YOUR INSTRUCTIONS: Gather all lines from the material that contain "elewacji".

RECORDS SUPPLIED:
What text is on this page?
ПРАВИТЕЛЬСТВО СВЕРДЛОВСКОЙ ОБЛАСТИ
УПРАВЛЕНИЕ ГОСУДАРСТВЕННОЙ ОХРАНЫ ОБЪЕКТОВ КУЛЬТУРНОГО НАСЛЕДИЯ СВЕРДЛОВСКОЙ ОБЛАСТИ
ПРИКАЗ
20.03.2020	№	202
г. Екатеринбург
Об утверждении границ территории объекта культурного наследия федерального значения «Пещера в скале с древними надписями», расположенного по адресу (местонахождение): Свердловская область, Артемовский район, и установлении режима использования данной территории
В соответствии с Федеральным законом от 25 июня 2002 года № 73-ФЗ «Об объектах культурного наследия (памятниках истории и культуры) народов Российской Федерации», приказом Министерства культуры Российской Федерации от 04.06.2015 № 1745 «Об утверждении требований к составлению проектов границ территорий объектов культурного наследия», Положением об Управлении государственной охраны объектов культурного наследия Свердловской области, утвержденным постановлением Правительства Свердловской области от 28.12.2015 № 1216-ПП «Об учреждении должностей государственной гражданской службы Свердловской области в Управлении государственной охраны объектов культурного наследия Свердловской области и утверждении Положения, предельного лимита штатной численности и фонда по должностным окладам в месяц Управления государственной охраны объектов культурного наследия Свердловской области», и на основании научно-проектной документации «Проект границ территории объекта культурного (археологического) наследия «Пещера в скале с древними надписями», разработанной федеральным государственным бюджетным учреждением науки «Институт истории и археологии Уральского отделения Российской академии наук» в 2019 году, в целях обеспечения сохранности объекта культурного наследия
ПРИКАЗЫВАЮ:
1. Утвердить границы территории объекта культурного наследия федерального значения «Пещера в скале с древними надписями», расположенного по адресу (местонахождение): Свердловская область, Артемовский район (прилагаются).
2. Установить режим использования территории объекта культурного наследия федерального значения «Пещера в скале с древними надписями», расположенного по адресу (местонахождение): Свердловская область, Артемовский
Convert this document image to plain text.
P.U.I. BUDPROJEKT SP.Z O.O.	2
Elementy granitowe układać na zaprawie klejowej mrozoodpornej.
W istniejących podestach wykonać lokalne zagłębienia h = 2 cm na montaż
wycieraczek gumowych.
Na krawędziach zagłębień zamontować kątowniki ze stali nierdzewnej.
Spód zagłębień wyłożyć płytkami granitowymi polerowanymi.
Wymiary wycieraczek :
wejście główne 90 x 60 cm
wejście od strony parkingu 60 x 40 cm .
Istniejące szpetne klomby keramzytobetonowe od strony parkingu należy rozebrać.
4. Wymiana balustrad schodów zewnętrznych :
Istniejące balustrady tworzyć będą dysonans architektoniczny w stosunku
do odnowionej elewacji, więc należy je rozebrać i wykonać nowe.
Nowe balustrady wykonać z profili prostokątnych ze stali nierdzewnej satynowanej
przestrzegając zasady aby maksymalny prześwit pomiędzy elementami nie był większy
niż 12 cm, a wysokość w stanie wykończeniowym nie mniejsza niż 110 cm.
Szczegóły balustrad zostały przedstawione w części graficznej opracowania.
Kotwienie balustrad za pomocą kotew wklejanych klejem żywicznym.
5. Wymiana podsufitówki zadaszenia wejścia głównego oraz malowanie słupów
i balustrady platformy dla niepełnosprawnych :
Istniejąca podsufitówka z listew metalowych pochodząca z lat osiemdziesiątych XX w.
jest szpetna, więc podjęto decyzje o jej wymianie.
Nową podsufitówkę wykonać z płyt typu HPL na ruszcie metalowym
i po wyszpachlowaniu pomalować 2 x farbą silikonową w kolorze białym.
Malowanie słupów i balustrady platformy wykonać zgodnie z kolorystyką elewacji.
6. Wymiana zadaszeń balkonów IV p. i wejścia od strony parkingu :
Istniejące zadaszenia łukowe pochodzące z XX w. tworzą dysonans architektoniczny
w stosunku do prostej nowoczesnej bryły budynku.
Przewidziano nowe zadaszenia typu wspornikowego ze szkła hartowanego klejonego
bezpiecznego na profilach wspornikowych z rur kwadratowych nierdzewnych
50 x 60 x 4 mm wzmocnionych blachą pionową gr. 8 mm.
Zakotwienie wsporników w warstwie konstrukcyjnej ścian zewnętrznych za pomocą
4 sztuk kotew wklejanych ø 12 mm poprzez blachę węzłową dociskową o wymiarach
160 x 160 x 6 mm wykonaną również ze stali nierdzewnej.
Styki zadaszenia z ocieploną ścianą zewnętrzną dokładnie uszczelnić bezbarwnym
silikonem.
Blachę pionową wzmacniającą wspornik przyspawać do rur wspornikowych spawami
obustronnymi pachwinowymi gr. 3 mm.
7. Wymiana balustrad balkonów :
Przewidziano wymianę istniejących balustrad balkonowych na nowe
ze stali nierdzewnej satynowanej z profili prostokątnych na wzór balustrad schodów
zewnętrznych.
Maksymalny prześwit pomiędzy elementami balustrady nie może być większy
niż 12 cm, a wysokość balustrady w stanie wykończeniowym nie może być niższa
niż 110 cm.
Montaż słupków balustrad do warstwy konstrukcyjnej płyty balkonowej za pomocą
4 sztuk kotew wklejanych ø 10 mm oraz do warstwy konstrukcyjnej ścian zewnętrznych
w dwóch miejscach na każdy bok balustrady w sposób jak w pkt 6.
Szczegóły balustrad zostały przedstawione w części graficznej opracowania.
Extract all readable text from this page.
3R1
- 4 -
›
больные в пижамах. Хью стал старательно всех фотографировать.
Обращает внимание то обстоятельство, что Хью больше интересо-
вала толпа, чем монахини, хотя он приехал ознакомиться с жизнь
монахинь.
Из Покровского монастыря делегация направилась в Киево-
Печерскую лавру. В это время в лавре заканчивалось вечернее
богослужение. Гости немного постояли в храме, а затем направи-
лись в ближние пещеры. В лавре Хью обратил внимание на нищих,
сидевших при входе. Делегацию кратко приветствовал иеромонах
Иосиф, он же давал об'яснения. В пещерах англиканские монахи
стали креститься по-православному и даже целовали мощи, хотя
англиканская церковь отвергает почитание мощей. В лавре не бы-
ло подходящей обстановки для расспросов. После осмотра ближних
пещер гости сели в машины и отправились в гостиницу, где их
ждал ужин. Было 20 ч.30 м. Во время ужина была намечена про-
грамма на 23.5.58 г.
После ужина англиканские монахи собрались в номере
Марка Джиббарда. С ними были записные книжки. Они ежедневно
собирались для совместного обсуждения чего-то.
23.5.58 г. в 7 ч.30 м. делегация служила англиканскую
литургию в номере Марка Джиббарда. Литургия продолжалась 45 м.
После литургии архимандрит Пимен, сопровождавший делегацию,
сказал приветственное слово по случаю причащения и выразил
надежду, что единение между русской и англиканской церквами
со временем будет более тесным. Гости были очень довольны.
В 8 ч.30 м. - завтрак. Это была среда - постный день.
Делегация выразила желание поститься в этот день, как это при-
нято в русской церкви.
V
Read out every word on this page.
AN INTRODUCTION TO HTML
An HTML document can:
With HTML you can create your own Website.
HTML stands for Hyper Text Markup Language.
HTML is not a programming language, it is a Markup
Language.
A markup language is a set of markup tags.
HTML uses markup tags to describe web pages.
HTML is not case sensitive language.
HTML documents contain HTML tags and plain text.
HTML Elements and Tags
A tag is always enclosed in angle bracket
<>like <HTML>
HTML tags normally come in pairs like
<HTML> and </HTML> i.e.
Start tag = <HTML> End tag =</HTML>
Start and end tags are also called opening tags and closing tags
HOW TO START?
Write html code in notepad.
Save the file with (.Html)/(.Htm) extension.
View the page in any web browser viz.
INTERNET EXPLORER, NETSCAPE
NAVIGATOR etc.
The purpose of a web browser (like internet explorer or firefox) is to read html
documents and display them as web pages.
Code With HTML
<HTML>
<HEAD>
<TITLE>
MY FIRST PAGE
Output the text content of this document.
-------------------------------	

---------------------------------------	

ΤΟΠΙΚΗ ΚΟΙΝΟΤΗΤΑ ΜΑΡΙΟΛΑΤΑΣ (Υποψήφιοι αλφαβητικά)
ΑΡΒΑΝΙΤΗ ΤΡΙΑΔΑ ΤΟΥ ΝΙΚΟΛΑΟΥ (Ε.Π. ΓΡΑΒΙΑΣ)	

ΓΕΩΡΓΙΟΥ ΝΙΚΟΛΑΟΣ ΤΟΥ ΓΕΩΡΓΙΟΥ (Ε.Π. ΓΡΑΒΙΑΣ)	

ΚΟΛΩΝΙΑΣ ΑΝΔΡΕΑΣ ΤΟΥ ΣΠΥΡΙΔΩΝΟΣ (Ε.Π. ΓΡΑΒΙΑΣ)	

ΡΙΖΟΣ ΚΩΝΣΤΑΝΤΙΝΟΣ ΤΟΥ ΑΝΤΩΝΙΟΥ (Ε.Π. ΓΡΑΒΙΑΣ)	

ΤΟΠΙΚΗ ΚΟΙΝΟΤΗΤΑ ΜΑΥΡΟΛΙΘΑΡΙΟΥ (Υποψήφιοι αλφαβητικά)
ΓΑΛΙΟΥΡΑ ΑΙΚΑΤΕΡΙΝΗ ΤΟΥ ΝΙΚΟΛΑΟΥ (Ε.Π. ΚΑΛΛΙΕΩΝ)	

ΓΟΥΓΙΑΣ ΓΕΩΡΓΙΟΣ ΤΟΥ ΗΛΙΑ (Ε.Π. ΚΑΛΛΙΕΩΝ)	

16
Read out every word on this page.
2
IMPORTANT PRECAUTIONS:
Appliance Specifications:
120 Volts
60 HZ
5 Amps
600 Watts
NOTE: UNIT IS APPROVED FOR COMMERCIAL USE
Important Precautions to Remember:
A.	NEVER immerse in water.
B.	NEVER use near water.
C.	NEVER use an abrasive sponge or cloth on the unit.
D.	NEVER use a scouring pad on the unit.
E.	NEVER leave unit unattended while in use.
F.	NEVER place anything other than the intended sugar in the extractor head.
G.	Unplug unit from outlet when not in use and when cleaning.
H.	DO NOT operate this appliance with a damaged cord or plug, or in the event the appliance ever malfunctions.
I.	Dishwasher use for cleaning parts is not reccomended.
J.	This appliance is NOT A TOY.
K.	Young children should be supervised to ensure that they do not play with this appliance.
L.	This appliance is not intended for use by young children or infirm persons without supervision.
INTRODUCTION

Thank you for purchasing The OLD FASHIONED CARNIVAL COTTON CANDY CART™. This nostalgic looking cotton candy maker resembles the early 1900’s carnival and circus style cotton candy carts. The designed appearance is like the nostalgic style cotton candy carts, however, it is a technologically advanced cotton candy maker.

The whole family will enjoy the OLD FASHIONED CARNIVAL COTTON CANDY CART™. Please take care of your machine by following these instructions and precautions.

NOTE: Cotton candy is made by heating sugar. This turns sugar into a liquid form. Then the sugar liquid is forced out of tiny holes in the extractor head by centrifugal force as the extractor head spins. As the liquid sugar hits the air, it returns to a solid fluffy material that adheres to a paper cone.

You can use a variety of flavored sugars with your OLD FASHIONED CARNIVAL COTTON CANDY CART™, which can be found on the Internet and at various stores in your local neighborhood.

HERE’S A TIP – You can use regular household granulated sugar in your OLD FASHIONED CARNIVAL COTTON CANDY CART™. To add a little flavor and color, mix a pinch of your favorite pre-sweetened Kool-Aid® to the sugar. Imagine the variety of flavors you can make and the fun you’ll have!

COMPLETE ANSWER:
do odnowionej elewacji, więc należy je rozebrać i wykonać nowe.
Malowanie słupów i balustrady platformy wykonać zgodnie z kolorystyką elewacji.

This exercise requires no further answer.